What you should do — Gather, from the listing beneath this task, every line holding the string "HOÀN".

==== Recorded information

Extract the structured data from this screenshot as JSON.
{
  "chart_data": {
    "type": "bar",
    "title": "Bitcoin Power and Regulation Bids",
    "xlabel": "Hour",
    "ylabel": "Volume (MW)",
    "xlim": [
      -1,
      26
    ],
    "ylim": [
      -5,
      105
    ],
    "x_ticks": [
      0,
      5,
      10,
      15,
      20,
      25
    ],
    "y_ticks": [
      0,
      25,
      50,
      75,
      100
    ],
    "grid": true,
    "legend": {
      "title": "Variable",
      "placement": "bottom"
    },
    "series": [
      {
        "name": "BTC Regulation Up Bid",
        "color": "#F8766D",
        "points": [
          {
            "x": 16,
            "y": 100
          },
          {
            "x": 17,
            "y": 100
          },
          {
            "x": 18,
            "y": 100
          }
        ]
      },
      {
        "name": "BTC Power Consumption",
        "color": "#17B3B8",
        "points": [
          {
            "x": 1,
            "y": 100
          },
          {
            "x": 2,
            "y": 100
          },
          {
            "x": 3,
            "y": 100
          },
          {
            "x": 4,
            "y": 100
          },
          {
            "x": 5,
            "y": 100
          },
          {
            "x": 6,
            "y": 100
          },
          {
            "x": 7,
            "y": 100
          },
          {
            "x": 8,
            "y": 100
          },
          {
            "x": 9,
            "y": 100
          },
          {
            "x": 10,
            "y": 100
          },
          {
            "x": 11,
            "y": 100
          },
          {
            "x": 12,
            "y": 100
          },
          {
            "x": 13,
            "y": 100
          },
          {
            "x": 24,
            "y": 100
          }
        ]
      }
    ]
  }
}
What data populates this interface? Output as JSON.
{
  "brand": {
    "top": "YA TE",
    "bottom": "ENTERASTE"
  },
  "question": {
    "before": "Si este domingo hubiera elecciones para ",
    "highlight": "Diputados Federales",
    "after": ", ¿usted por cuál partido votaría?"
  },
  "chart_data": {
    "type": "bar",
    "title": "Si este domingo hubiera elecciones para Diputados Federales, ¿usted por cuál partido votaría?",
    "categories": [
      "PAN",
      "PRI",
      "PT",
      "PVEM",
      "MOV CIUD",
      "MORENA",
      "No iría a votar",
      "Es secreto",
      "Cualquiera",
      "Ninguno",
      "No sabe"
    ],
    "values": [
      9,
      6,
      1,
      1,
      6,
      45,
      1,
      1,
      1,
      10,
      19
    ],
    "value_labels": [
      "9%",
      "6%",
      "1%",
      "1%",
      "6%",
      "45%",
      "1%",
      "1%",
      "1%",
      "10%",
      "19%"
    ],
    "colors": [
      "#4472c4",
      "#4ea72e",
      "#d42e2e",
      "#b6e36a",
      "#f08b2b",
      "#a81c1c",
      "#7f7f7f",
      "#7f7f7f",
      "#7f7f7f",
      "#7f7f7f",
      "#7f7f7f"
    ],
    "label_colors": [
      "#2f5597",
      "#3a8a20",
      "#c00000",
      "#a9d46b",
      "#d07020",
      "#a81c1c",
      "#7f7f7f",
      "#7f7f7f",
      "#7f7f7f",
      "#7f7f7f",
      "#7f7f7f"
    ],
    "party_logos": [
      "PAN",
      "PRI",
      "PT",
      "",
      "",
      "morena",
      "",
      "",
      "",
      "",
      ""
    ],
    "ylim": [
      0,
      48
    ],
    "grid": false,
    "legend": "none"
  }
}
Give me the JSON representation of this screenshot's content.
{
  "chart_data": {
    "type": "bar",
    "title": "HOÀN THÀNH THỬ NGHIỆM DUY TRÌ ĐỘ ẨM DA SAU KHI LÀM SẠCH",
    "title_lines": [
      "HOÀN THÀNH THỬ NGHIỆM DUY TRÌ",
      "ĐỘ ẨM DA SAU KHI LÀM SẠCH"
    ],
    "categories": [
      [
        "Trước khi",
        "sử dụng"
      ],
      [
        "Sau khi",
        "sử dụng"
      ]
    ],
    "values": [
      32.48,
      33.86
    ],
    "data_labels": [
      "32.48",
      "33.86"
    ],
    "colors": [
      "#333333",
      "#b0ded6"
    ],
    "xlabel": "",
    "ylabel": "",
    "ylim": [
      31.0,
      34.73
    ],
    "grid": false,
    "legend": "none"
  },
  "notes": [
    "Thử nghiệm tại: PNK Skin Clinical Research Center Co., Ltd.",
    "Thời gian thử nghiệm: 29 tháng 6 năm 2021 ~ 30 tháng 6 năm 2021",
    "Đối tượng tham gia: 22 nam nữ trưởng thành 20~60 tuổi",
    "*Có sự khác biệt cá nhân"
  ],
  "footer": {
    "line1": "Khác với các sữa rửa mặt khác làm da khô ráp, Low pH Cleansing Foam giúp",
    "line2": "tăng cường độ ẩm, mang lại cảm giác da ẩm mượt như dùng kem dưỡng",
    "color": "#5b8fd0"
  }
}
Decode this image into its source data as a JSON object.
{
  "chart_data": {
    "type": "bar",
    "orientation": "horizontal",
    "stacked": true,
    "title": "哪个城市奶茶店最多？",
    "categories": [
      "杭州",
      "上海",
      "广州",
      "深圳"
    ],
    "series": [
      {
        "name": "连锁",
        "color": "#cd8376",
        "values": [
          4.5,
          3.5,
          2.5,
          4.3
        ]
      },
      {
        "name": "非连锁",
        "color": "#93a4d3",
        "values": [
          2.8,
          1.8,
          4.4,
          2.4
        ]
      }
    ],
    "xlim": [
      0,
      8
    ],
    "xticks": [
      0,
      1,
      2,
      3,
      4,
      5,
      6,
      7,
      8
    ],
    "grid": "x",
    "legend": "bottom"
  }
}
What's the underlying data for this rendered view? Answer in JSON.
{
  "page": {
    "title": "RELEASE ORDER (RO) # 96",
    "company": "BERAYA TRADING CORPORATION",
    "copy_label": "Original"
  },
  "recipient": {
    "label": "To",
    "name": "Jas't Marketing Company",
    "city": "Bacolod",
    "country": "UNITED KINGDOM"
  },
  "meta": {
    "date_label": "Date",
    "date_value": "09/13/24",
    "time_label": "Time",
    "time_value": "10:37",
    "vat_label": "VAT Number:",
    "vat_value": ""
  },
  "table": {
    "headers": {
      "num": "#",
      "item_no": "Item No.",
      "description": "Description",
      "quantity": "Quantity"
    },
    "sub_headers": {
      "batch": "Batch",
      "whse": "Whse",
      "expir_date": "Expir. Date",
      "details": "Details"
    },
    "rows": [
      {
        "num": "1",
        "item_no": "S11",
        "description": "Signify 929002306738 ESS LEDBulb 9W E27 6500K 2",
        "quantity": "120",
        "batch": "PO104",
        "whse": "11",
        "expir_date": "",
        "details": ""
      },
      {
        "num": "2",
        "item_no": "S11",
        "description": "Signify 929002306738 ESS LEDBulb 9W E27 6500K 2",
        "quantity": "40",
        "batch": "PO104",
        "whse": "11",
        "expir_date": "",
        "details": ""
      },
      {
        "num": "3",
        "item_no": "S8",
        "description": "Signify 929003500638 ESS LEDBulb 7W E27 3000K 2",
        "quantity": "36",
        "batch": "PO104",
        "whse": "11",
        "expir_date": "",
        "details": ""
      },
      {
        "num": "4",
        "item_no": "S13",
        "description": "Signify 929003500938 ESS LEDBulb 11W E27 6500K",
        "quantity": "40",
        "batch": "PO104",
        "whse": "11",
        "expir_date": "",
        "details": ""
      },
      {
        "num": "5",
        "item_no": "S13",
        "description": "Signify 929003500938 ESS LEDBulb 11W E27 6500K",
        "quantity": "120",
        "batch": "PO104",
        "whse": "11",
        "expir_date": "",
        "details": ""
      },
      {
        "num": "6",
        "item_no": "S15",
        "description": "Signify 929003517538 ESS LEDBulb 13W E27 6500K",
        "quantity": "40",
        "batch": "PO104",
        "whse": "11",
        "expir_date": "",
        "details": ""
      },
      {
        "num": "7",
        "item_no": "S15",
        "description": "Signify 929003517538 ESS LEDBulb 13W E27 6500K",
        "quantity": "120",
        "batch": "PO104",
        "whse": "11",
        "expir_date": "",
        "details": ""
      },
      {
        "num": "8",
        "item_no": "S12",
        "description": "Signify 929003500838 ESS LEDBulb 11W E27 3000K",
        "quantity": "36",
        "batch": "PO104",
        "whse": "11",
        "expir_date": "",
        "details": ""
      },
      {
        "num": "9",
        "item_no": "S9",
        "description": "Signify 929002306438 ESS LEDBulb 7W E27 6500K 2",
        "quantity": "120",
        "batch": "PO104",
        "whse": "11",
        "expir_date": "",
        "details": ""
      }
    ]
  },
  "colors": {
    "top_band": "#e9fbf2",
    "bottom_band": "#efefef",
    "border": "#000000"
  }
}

========

Response —
    "title": "HOÀN THÀNH THỬ NGHIỆM DUY TRÌ ĐỘ ẨM DA SAU KHI LÀM SẠCH",
      "HOÀN THÀNH THỬ NGHIỆM DUY TRÌ",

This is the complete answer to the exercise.